Exercise description - In the entries below, count every line containing "fysisk". Return the number and nothing else.

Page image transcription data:
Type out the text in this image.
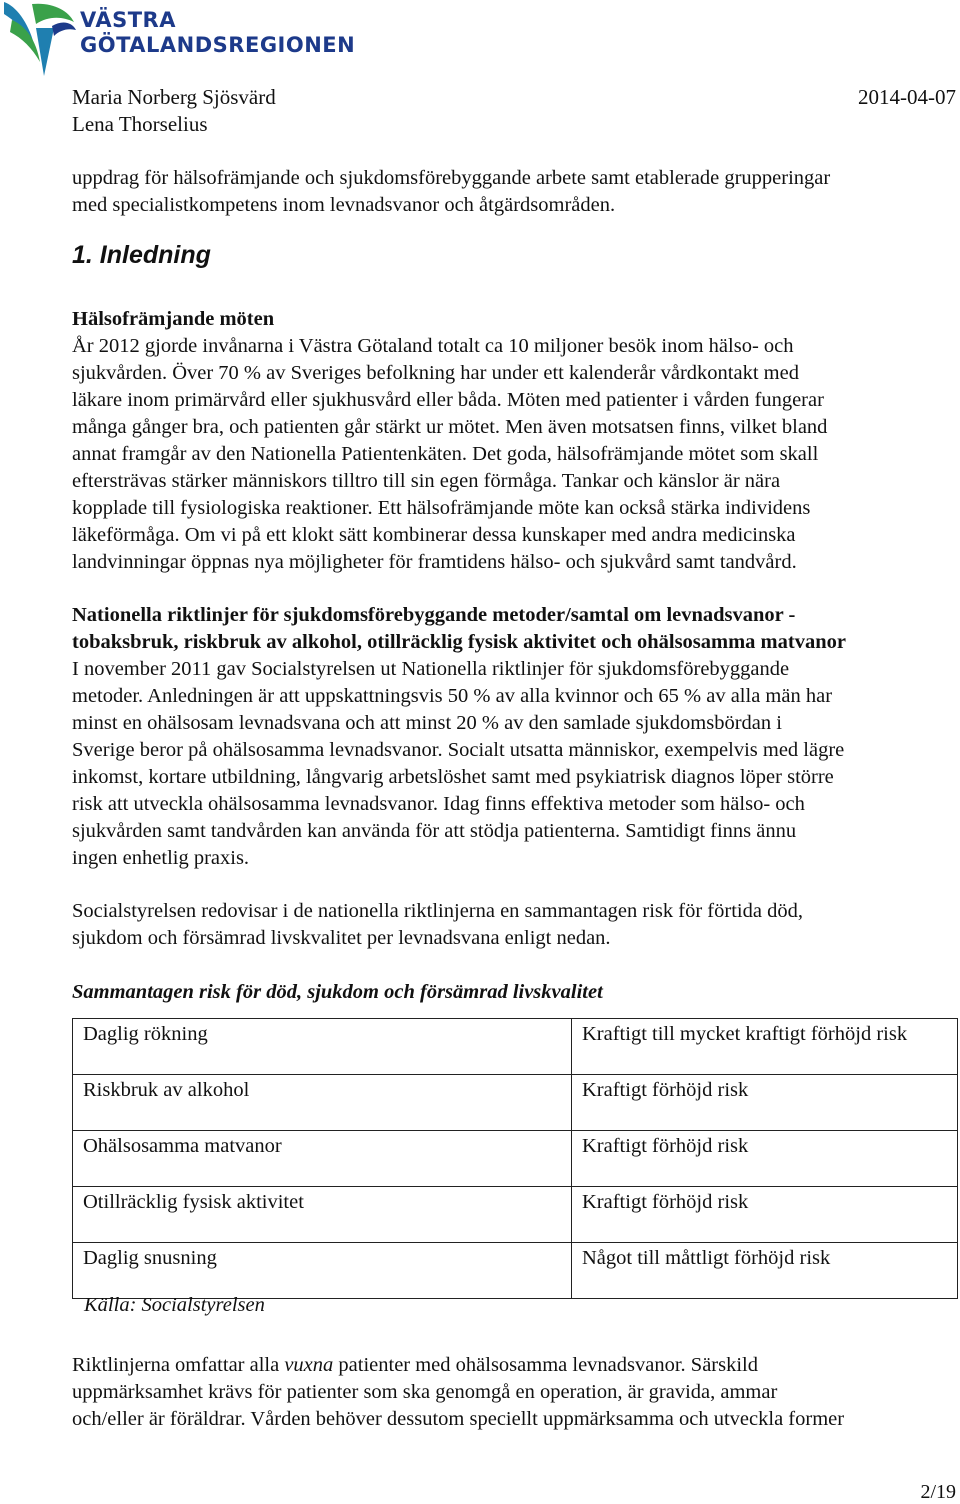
VÄSTRA
GÖTALANDSREGIONEN
Maria Norberg Sjösvärd
Lena Thorselius
2014-04-07
uppdrag för hälsofrämjande och sjukdomsförebyggande arbete samt etablerade grupperingar
med specialistkompetens inom levnadsvanor och åtgärdsområden.
1. Inledning
Hälsofrämjande möten
År 2012 gjorde invånarna i Västra Götaland totalt ca 10 miljoner besök inom hälso- och
sjukvården. Över 70 % av Sveriges befolkning har under ett kalenderår vårdkontakt med
läkare inom primärvård eller sjukhusvård eller båda. Möten med patienter i vården fungerar
många gånger bra, och patienten går stärkt ur mötet. Men även motsatsen finns, vilket bland
annat framgår av den Nationella Patientenkäten. Det goda, hälsofrämjande mötet som skall
eftersträvas stärker människors tilltro till sin egen förmåga. Tankar och känslor är nära
kopplade till fysiologiska reaktioner. Ett hälsofrämjande möte kan också stärka individens
läkeförmåga. Om vi på ett klokt sätt kombinerar dessa kunskaper med andra medicinska
landvinningar öppnas nya möjligheter för framtidens hälso- och sjukvård samt tandvård.
Nationella riktlinjer för sjukdomsförebyggande metoder/samtal om levnadsvanor -
tobaksbruk, riskbruk av alkohol, otillräcklig fysisk aktivitet och ohälsosamma matvanor
I november 2011 gav Socialstyrelsen ut Nationella riktlinjer för sjukdomsförebyggande
metoder. Anledningen är att uppskattningsvis 50 % av alla kvinnor och 65 % av alla män har
minst en ohälsosam levnadsvana och att minst 20 % av den samlade sjukdomsbördan i
Sverige beror på ohälsosamma levnadsvanor. Socialt utsatta människor, exempelvis med lägre
inkomst, kortare utbildning, långvarig arbetslöshet samt med psykiatrisk diagnos löper större
risk att utveckla ohälsosamma levnadsvanor. Idag finns effektiva metoder som hälso- och
sjukvården samt tandvården kan använda för att stödja patienterna. Samtidigt finns ännu
ingen enhetlig praxis.
Socialstyrelsen redovisar i de nationella riktlinjerna en sammantagen risk för förtida död,
sjukdom och försämrad livskvalitet per levnadsvana enligt nedan.
Sammantagen risk för död, sjukdom och försämrad livskvalitet
Daglig rökning	Kraftigt till mycket kraftigt förhöjd risk
Riskbruk av alkohol	Kraftigt förhöjd risk
Ohälsosamma matvanor	Kraftigt förhöjd risk
Otillräcklig fysisk aktivitet	Kraftigt förhöjd risk
Daglig snusning	Något till måttligt förhöjd risk
Källa: Socialstyrelsen
Riktlinjerna omfattar alla vuxna patienter med ohälsosamma levnadsvanor. Särskild
uppmärksamhet krävs för patienter som ska genomgå en operation, är gravida, ammar
och/eller är föräldrar. Vården behöver dessutom speciellt uppmärksamma och utveckla former
2/19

Solution - 2